### [WORK REQUIRED]
Count the lines below that contain the word "وسلم" and give only the number.

(Stored entries)
┄┄┄┄┄┄

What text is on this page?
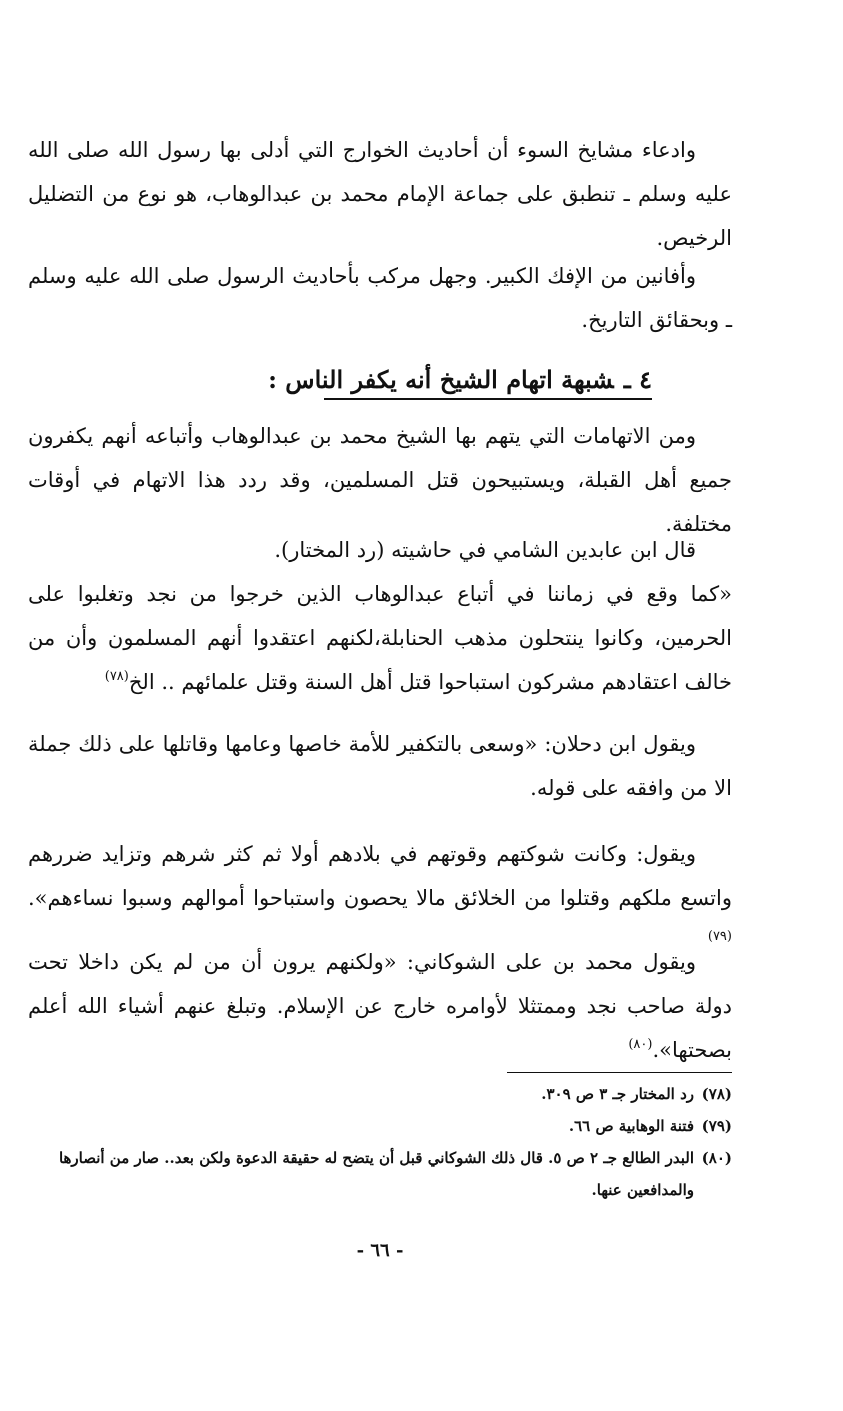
وادعاء مشايخ السوء أن أحاديث الخوارج التي أدلى بها رسول الله صلى الله عليه وسلم ـ تنطبق على جماعة الإمام محمد بن عبدالوهاب، هو نوع من التضليل الرخيص.

وأفانين من الإفك الكبير. وجهل مركب بأحاديث الرسول صلى الله عليه وسلم ـ وبحقائق التاريخ.

٤ ـشبهة اتهام الشيخ أنه يكفر الناس :

ومن الاتهامات التي يتهم بها الشيخ محمد بن عبدالوهاب وأتباعه أنهم يكفرون جميع أهل القبلة، ويستبيحون قتل المسلمين، وقد ردد هذا الاتهام في أوقات مختلفة.

قال ابن عابدين الشامي في حاشيته (رد المختار).

«كما وقع في زماننا في أتباع عبدالوهاب الذين خرجوا من نجد وتغلبوا على الحرمين، وكانوا ينتحلون مذهب الحنابلة،لكنهم اعتقدوا أنهم المسلمون وأن من خالف اعتقادهم مشركون استباحوا قتل أهل السنة وقتل علمائهم .. الخ$^{(٧٨)}$

ويقول ابن دحلان: «وسعى بالتكفير للأمة خاصها وعامها وقاتلها على ذلك جملة الا من وافقه على قوله.

ويقول: وكانت شوكتهم وقوتهم في بلادهم أولا ثم كثر شرهم وتزايد ضررهم واتسع ملكهم وقتلوا من الخلائق مالا يحصون واستباحوا أموالهم وسبوا نساءهم».$^{(٧٩)}$

ويقول محمد بن على الشوكاني: «ولكنهم يرون أن من لم يكن داخلا تحت دولة صاحب نجد وممتثلا لأوامره خارج عن الإسلام. وتبلغ عنهم أشياء الله أعلم بصحتها».$^{(٨٠)}$

(٧٨)
رد المختار جـ ٣ ص ٣٠٩.
(٧٩)
فتنة الوهابية ص ٦٦.
(٨٠)
البدر الطالع جـ ٢ ص ٥. قال ذلك الشوكاني قبل أن يتضح له حقيقة الدعوة ولكن بعد.. صار من أنصارها والمدافعين عنها.
- ٦٦ -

┄┄┄┄┄┄

### [ANSWER]
2